Task -> Copy each line that contains the string "cmfish".

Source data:
........
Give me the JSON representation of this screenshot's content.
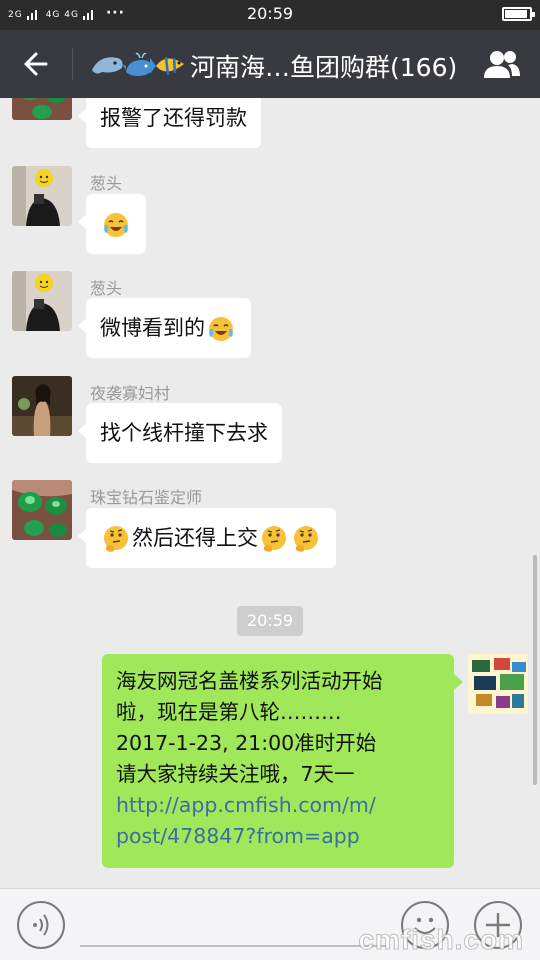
{
  "status_bar": {
    "network_left": "2G",
    "network_right": "4G 4G",
    "more_dots": "···",
    "time": "20:59"
  },
  "header": {
    "title": "河南海…鱼团购群(166)",
    "title_emoji": [
      "dolphin-emoji",
      "whale-emoji",
      "tropical-fish-emoji"
    ],
    "back_icon": "back-arrow-icon",
    "members_icon": "group-members-icon"
  },
  "messages": [
    {
      "sender": "",
      "text": "报警了还得罚款",
      "avatar": "jade-rings-avatar"
    },
    {
      "sender": "葱头",
      "text": "",
      "emojis": [
        "tears-of-joy-emoji"
      ],
      "avatar": "man-mirror-selfie-avatar"
    },
    {
      "sender": "葱头",
      "text": "微博看到的",
      "emojis": [
        "tears-of-joy-emoji"
      ],
      "avatar": "man-mirror-selfie-avatar"
    },
    {
      "sender": "夜袭寡妇村",
      "text": "找个线杆撞下去求",
      "avatar": "woman-photo-avatar"
    },
    {
      "sender": "珠宝钻石鉴定师",
      "text": "然后还得上交",
      "emojis": [
        "thinking-face-emoji"
      ],
      "avatar": "jade-rings-avatar"
    }
  ],
  "timestamp": "20:59",
  "outgoing": {
    "lines": [
      "海友网冠名盖楼系列活动开始",
      "啦，现在是第八轮………",
      "2017-1-23, 21:00准时开始",
      "请大家持续关注哦，7天一"
    ],
    "link_lines": [
      "http://app.cmfish.com/m/",
      "post/478847?from=app"
    ],
    "avatar": "aquarium-collage-avatar"
  },
  "input_bar": {
    "voice_icon": "voice-input-icon",
    "emoji_icon": "emoji-button-icon",
    "plus_icon": "more-plus-icon"
  },
  "watermark": "cmfish.com",
  "colors": {
    "status_bar_bg": "#2c2c2c",
    "title_bar_bg": "#393a3f",
    "chat_bg": "#ebebeb",
    "incoming_bubble": "#ffffff",
    "outgoing_bubble": "#a0e75a",
    "link": "#3a6ea5",
    "nick": "#999999"
  }
}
........
Exercise response ->
      "http://app.cmfish.com/m/",
  "watermark": "cmfish.com",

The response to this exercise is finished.